What to do |
1. List the factors that the fee-ruling article below says Judge Goodwin identified for judging whether the fee was reasonable.
2. In the fee-ruling article below, recast the paragraph beginning "Jones was a class action filed by gas well owners" as a short bulleted list that keeps its main facts.
3. Summarize the fee-ruling article below in two sentences.

United States District Court Chief Judge Joseph R. Goodwin recently ruled in Jones v. Dominion Resources Services, Inc., 601 F.Supp.2d 756 (S.D.W.Va. 2009), on the class counsel’s motion for attorney’s fees and expenses, and his order entered on March 6, 2009 is important for attorneys who prosecute and defend class actions in West Virginia.
Jones was a class action filed by gas well owners who alleged that gas companies cheated them out of their royalties. Earlier this year, the parties agreed to a settlement creating a common fund of between $40 and $50 million and awarding attorney’s fees not to exceed 25% of the total settlement. Class counsel sought an award of attorney’s fees equal to 25% of the settlement, which they estimated at $50 million, plus reimbursement of $91,883.50 in expenses and a $25,000 incentive award for each of the three named class representatives. Here is the settlement website.
In considering the motion, Judge Goodwin noted initially that the Fourth Circuit Court of Appeals has not stated a preference between the “lodestar” method and the “percentage of fund” method, so he had complete discretion to determine how to compensate class counsel. He also discussed how each method is applied and its relative advantages and disadvantages.
He found that the percentage method was appropriate and would also apply the lodestar crosscheck as “an element of objectivity.”
He identified these factors for determining the reasonableness of the fee, which are “commonly used by courts in the application of the percentage method”:
- The results obtained for the class;
- The quality, skill, and efficiency of the attorneys involved;
- The complexity and duration of the case;
- The risk of non-payment;
- Awards in similar cases;
- Objections; and
- Public policy.
I won’t review Judge Goodwin’s analysis of each factor, except that he concluded the factors that weighed in favor of the reasonableness of the requested fee award were the significant benefit obtained for the class; the quality, skill, and efficiency of class counsel; the proximity of the requested award to awards in similar cases; and the low incidence of objections to the award.
He also concluded that factors that weighed against the reasonableness of the requested fee award and supported a reduced fee were the non-complex nature of the case; the low risk of non-payment; public policy and the high lodestar multiplier resulting from the requested fee award.
He devoted the most discussion to the public policy factor, where he expressed support for the lone objector’s “concerns about the trend toward excessive attorneys’ fees in class actions. I can easily understand that fees deemed reasonable by the bar and the judiciary appear unseemly to the general public.” (Judge Goodwin overruled the objection but stated that he would keep it in mind when deciding the amount of the fee.)

Provided data |
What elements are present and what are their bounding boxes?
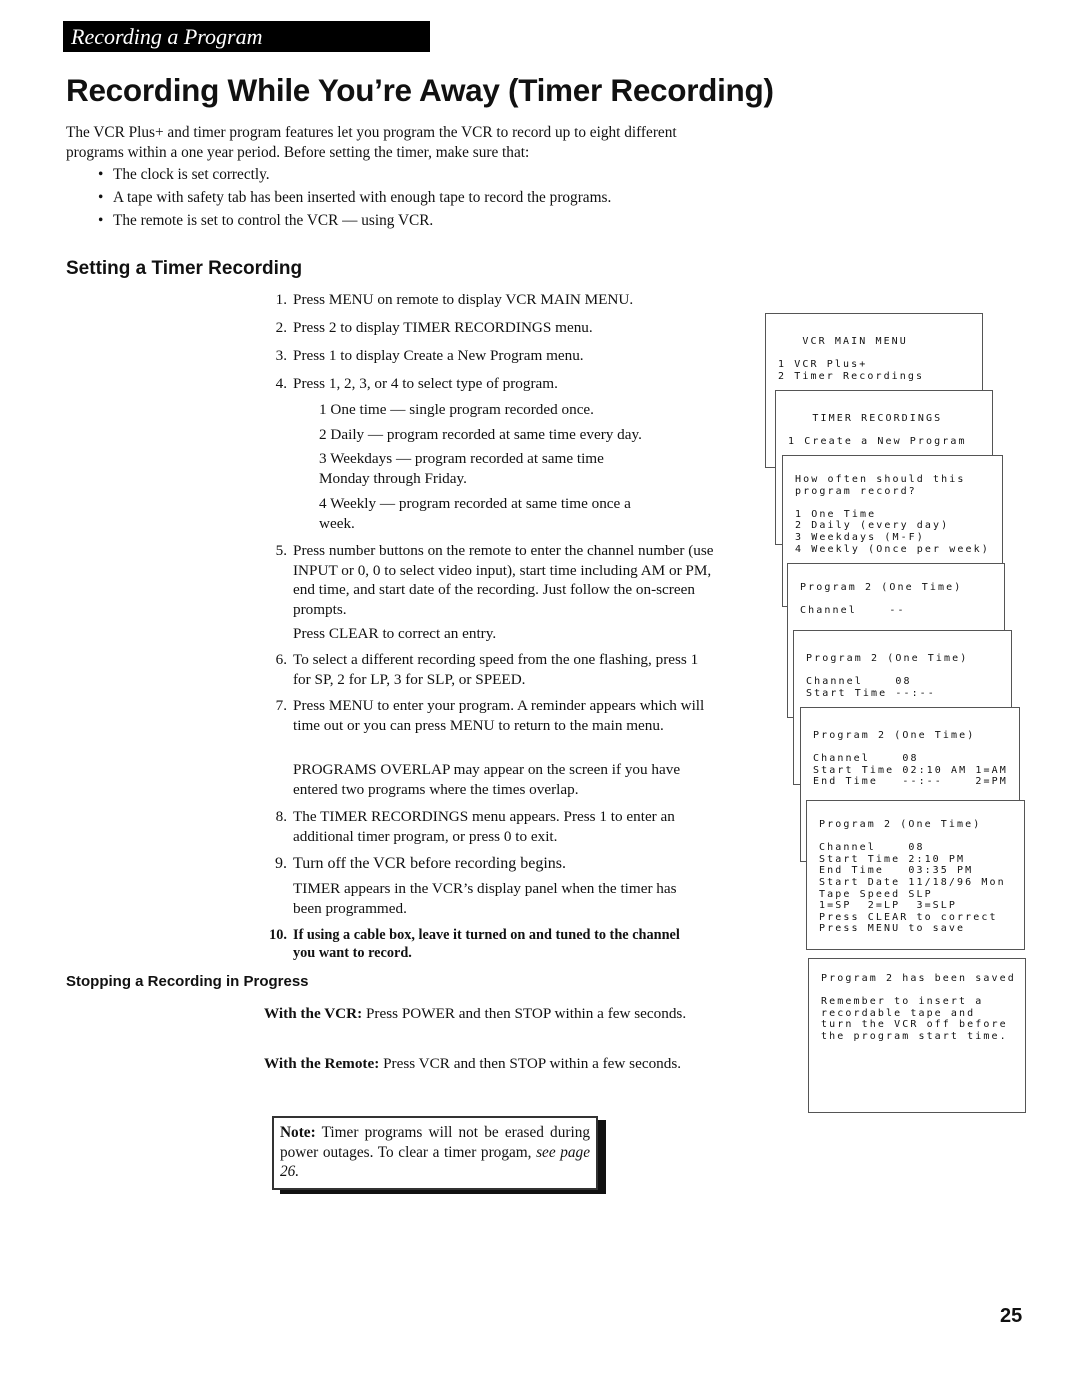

Worked solutions |
1.
- The results obtained for the class
- The quality, skill, and efficiency of the attorneys involved
- The complexity and duration of the case
- The risk of non-payment
- Awards in similar cases
- Objections
- Public policy

2.
- Gas well owners brought Jones as a class action, alleging that gas companies cheated them out of their royalties.
- Earlier this year, the parties settled, creating a common fund of $40 to $50 million.
- Under the settlement, attorney's fees could not exceed 25% of the total.
- Class counsel requested 25% of a settlement they estimated at $50 million.
- They also requested $91,883.50 in expenses and a $25,000 incentive award for each of the three named class representatives.

3. In Jones v. Dominion Resources Services, a class action in which gas well owners alleged that gas companies cheated them out of royalties, Chief Judge Joseph R. Goodwin ruled on class counsel's request for 25% of a settlement of up to $50 million. He chose the percentage method with a lodestar crosscheck and weighed seven reasonableness factors, finding that some supported the requested fee while others, including the non-complex nature of the case, the low risk of non-payment, and public policy, supported a reduced fee.